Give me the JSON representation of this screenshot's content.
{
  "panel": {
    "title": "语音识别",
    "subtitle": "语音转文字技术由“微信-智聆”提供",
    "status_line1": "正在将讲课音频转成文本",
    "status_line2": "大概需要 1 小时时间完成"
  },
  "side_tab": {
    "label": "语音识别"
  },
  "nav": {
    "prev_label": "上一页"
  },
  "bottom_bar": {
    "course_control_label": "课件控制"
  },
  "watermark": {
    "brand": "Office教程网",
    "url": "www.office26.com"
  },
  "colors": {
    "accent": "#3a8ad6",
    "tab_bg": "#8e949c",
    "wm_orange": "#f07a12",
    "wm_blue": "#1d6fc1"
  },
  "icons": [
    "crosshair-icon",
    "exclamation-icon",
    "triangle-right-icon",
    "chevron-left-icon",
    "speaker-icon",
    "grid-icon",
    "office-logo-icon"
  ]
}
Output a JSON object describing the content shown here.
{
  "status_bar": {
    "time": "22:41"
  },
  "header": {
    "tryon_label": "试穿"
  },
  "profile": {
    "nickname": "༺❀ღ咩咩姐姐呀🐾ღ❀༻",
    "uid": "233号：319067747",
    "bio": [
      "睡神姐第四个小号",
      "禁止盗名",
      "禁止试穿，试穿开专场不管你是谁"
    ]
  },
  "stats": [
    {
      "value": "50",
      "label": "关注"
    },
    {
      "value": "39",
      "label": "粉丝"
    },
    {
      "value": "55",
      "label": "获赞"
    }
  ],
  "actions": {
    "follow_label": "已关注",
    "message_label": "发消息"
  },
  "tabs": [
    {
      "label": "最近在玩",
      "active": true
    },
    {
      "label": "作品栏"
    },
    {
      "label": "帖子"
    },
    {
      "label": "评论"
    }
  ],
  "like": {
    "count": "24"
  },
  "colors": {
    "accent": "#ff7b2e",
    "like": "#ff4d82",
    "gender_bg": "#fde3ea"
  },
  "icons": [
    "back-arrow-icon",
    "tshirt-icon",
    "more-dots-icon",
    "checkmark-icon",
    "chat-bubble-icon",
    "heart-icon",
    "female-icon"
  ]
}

--

_What you have to do:_ Copy the data above exactly. Every line must be included.

_Output for this task:_
Give me the JSON representation of this screenshot's content.
{
  "panel": {
    "title": "语音识别",
    "subtitle": "语音转文字技术由“微信-智聆”提供",
    "status_line1": "正在将讲课音频转成文本",
    "status_line2": "大概需要 1 小时时间完成"
  },
  "side_tab": {
    "label": "语音识别"
  },
  "nav": {
    "prev_label": "上一页"
  },
  "bottom_bar": {
    "course_control_label": "课件控制"
  },
  "watermark": {
    "brand": "Office教程网",
    "url": "www.office26.com"
  },
  "colors": {
    "accent": "#3a8ad6",
    "tab_bg": "#8e949c",
    "wm_orange": "#f07a12",
    "wm_blue": "#1d6fc1"
  },
  "icons": [
    "crosshair-icon",
    "exclamation-icon",
    "triangle-right-icon",
    "chevron-left-icon",
    "speaker-icon",
    "grid-icon",
    "office-logo-icon"
  ]
}
Output a JSON object describing the content shown here.
{
  "status_bar": {
    "time": "22:41"
  },
  "header": {
    "tryon_label": "试穿"
  },
  "profile": {
    "nickname": "༺❀ღ咩咩姐姐呀🐾ღ❀༻",
    "uid": "233号：319067747",
    "bio": [
      "睡神姐第四个小号",
      "禁止盗名",
      "禁止试穿，试穿开专场不管你是谁"
    ]
  },
  "stats": [
    {
      "value": "50",
      "label": "关注"
    },
    {
      "value": "39",
      "label": "粉丝"
    },
    {
      "value": "55",
      "label": "获赞"
    }
  ],
  "actions": {
    "follow_label": "已关注",
    "message_label": "发消息"
  },
  "tabs": [
    {
      "label": "最近在玩",
      "active": true
    },
    {
      "label": "作品栏"
    },
    {
      "label": "帖子"
    },
    {
      "label": "评论"
    }
  ],
  "like": {
    "count": "24"
  },
  "colors": {
    "accent": "#ff7b2e",
    "like": "#ff4d82",
    "gender_bg": "#fde3ea"
  },
  "icons": [
    "back-arrow-icon",
    "tshirt-icon",
    "more-dots-icon",
    "checkmark-icon",
    "chat-bubble-icon",
    "heart-icon",
    "female-icon"
  ]
}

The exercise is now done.